#### ROWS:
──────
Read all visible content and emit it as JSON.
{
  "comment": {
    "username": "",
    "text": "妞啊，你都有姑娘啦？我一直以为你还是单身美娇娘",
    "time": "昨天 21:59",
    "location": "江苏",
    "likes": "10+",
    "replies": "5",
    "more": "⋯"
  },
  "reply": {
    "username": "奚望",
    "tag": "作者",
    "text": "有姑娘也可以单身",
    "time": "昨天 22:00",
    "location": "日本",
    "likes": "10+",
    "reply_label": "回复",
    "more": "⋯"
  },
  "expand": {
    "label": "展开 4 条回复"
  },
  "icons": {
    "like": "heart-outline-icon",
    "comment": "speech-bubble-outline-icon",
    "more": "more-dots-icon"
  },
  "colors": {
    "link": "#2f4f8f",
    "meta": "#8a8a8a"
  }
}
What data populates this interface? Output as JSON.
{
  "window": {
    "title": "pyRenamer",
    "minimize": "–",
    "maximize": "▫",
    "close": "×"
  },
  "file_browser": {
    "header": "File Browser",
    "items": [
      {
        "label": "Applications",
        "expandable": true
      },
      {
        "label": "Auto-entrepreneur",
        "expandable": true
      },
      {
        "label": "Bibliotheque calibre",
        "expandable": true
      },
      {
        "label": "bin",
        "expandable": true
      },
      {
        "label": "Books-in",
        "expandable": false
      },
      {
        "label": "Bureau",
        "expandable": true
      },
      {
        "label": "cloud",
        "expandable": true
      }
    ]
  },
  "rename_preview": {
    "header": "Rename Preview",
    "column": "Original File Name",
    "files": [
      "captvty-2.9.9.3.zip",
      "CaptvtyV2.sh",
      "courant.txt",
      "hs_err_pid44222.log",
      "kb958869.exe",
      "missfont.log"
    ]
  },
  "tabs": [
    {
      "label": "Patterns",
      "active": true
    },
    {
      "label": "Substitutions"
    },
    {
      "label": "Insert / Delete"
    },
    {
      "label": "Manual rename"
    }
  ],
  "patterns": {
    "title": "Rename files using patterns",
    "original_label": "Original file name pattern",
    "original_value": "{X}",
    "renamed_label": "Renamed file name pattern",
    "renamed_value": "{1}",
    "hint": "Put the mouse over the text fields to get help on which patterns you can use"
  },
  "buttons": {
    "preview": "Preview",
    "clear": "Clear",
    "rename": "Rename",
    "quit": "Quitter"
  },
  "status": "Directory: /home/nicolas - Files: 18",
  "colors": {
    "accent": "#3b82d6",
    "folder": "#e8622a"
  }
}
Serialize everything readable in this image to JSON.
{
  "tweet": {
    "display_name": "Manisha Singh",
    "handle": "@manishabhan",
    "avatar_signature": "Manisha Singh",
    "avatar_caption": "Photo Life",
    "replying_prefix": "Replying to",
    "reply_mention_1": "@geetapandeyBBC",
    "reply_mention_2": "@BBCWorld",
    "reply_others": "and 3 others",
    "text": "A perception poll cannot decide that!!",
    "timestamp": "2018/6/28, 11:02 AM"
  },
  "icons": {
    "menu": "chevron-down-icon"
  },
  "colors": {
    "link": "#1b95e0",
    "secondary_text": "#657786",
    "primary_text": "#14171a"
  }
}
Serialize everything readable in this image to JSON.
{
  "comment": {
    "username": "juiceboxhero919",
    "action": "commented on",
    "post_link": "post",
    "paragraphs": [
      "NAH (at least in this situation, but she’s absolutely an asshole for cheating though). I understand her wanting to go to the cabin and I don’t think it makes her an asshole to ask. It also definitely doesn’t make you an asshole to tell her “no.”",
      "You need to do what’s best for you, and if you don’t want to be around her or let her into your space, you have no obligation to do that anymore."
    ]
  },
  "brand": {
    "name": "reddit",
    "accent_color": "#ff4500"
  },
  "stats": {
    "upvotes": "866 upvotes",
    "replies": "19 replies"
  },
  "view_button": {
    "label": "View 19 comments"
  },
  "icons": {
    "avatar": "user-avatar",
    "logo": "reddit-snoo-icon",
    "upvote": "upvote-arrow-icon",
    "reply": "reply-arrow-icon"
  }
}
──────
#### YOUR GOAL:
Exactly as shown, repeat every record.

#### ANSWER TO THIS TASK:
Read all visible content and emit it as JSON.
{
  "comment": {
    "username": "",
    "text": "妞啊，你都有姑娘啦？我一直以为你还是单身美娇娘",
    "time": "昨天 21:59",
    "location": "江苏",
    "likes": "10+",
    "replies": "5",
    "more": "⋯"
  },
  "reply": {
    "username": "奚望",
    "tag": "作者",
    "text": "有姑娘也可以单身",
    "time": "昨天 22:00",
    "location": "日本",
    "likes": "10+",
    "reply_label": "回复",
    "more": "⋯"
  },
  "expand": {
    "label": "展开 4 条回复"
  },
  "icons": {
    "like": "heart-outline-icon",
    "comment": "speech-bubble-outline-icon",
    "more": "more-dots-icon"
  },
  "colors": {
    "link": "#2f4f8f",
    "meta": "#8a8a8a"
  }
}
What data populates this interface? Output as JSON.
{
  "window": {
    "title": "pyRenamer",
    "minimize": "–",
    "maximize": "▫",
    "close": "×"
  },
  "file_browser": {
    "header": "File Browser",
    "items": [
      {
        "label": "Applications",
        "expandable": true
      },
      {
        "label": "Auto-entrepreneur",
        "expandable": true
      },
      {
        "label": "Bibliotheque calibre",
        "expandable": true
      },
      {
        "label": "bin",
        "expandable": true
      },
      {
        "label": "Books-in",
        "expandable": false
      },
      {
        "label": "Bureau",
        "expandable": true
      },
      {
        "label": "cloud",
        "expandable": true
      }
    ]
  },
  "rename_preview": {
    "header": "Rename Preview",
    "column": "Original File Name",
    "files": [
      "captvty-2.9.9.3.zip",
      "CaptvtyV2.sh",
      "courant.txt",
      "hs_err_pid44222.log",
      "kb958869.exe",
      "missfont.log"
    ]
  },
  "tabs": [
    {
      "label": "Patterns",
      "active": true
    },
    {
      "label": "Substitutions"
    },
    {
      "label": "Insert / Delete"
    },
    {
      "label": "Manual rename"
    }
  ],
  "patterns": {
    "title": "Rename files using patterns",
    "original_label": "Original file name pattern",
    "original_value": "{X}",
    "renamed_label": "Renamed file name pattern",
    "renamed_value": "{1}",
    "hint": "Put the mouse over the text fields to get help on which patterns you can use"
  },
  "buttons": {
    "preview": "Preview",
    "clear": "Clear",
    "rename": "Rename",
    "quit": "Quitter"
  },
  "status": "Directory: /home/nicolas - Files: 18",
  "colors": {
    "accent": "#3b82d6",
    "folder": "#e8622a"
  }
}
Serialize everything readable in this image to JSON.
{
  "tweet": {
    "display_name": "Manisha Singh",
    "handle": "@manishabhan",
    "avatar_signature": "Manisha Singh",
    "avatar_caption": "Photo Life",
    "replying_prefix": "Replying to",
    "reply_mention_1": "@geetapandeyBBC",
    "reply_mention_2": "@BBCWorld",
    "reply_others": "and 3 others",
    "text": "A perception poll cannot decide that!!",
    "timestamp": "2018/6/28, 11:02 AM"
  },
  "icons": {
    "menu": "chevron-down-icon"
  },
  "colors": {
    "link": "#1b95e0",
    "secondary_text": "#657786",
    "primary_text": "#14171a"
  }
}
Serialize everything readable in this image to JSON.
{
  "comment": {
    "username": "juiceboxhero919",
    "action": "commented on",
    "post_link": "post",
    "paragraphs": [
      "NAH (at least in this situation, but she’s absolutely an asshole for cheating though). I understand her wanting to go to the cabin and I don’t think it makes her an asshole to ask. It also definitely doesn’t make you an asshole to tell her “no.”",
      "You need to do what’s best for you, and if you don’t want to be around her or let her into your space, you have no obligation to do that anymore."
    ]
  },
  "brand": {
    "name": "reddit",
    "accent_color": "#ff4500"
  },
  "stats": {
    "upvotes": "866 upvotes",
    "replies": "19 replies"
  },
  "view_button": {
    "label": "View 19 comments"
  },
  "icons": {
    "avatar": "user-avatar",
    "logo": "reddit-snoo-icon",
    "upvote": "upvote-arrow-icon",
    "reply": "reply-arrow-icon"
  }
}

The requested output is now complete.